[Data entries]
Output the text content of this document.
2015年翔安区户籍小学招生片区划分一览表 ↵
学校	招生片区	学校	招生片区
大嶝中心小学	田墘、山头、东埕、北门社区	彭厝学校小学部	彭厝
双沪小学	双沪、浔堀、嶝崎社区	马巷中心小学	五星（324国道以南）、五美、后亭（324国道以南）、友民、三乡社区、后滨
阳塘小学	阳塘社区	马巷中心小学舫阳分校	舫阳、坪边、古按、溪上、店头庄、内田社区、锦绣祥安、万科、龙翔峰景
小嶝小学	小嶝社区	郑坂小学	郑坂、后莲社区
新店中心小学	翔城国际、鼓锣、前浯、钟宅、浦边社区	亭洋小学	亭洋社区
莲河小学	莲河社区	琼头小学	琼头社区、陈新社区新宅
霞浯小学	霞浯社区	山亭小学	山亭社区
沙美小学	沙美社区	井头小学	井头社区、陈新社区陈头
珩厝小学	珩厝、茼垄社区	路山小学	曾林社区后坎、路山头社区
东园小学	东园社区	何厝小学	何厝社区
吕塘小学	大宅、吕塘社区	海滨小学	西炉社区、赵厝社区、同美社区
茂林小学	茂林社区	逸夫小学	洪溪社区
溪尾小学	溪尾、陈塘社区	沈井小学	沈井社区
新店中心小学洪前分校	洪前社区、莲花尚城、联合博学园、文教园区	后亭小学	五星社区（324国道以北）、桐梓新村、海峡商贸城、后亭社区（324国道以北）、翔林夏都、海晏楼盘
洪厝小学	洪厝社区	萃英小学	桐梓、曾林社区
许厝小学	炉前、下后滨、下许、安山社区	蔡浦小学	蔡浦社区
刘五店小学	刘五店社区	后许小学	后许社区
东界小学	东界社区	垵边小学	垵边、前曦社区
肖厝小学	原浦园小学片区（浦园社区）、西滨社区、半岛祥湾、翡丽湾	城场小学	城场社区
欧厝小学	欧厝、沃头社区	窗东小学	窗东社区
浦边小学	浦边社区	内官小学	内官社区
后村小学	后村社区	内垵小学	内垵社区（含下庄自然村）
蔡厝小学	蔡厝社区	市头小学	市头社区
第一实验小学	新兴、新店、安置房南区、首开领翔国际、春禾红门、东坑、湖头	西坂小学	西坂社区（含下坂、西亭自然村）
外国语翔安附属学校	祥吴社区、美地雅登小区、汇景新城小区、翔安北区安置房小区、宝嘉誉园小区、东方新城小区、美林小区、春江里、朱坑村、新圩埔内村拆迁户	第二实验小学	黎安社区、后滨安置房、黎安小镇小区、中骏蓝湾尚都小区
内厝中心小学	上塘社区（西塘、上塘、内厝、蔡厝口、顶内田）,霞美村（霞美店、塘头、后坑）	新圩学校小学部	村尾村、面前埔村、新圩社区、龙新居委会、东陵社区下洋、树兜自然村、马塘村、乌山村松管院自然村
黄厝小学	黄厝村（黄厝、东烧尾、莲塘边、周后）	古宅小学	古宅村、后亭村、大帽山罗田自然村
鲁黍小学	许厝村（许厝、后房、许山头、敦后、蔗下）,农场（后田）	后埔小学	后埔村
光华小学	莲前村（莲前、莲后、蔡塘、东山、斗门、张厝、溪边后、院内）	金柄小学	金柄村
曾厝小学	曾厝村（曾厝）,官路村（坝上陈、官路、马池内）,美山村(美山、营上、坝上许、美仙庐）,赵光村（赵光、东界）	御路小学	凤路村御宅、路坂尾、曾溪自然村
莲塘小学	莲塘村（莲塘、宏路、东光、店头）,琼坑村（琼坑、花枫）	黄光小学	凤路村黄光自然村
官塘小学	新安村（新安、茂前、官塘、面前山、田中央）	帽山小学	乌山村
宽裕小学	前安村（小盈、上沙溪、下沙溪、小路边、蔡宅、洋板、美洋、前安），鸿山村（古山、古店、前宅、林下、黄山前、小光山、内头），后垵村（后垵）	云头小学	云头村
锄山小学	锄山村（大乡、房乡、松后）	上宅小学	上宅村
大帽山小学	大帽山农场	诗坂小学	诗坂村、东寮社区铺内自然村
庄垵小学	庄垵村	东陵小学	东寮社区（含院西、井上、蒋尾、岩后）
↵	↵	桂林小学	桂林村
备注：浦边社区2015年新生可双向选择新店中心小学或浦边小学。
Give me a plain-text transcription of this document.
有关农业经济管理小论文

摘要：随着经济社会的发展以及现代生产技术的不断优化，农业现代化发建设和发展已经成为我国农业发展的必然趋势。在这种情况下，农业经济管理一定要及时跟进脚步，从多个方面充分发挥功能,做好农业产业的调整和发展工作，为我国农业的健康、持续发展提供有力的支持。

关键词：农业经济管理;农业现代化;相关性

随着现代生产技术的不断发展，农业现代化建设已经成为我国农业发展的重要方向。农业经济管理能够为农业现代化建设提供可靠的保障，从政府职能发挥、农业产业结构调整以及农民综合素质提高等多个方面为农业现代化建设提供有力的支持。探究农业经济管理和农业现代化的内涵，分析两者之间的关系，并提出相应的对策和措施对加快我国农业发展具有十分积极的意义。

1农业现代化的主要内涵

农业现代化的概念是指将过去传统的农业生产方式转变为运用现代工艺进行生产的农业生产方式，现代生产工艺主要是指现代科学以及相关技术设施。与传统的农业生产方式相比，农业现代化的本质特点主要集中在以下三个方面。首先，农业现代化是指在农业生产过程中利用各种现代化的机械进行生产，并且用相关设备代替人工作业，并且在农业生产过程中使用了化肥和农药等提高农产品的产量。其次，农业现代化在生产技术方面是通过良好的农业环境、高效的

§ THE PROBLEM: Everything from the line with "Give me a plain-text" to the end of the listing above needs to be duplicated exactly, both end lines included, with nothing more.

§ RESULT OF THE TASK:
Give me a plain-text transcription of this document.
有关农业经济管理小论文

摘要：随着经济社会的发展以及现代生产技术的不断优化，农业现代化发建设和发展已经成为我国农业发展的必然趋势。在这种情况下，农业经济管理一定要及时跟进脚步，从多个方面充分发挥功能,做好农业产业的调整和发展工作，为我国农业的健康、持续发展提供有力的支持。

关键词：农业经济管理;农业现代化;相关性

随着现代生产技术的不断发展，农业现代化建设已经成为我国农业发展的重要方向。农业经济管理能够为农业现代化建设提供可靠的保障，从政府职能发挥、农业产业结构调整以及农民综合素质提高等多个方面为农业现代化建设提供有力的支持。探究农业经济管理和农业现代化的内涵，分析两者之间的关系，并提出相应的对策和措施对加快我国农业发展具有十分积极的意义。

1农业现代化的主要内涵

农业现代化的概念是指将过去传统的农业生产方式转变为运用现代工艺进行生产的农业生产方式，现代生产工艺主要是指现代科学以及相关技术设施。与传统的农业生产方式相比，农业现代化的本质特点主要集中在以下三个方面。首先，农业现代化是指在农业生产过程中利用各种现代化的机械进行生产，并且用相关设备代替人工作业，并且在农业生产过程中使用了化肥和农药等提高农产品的产量。其次，农业现代化在生产技术方面是通过良好的农业环境、高效的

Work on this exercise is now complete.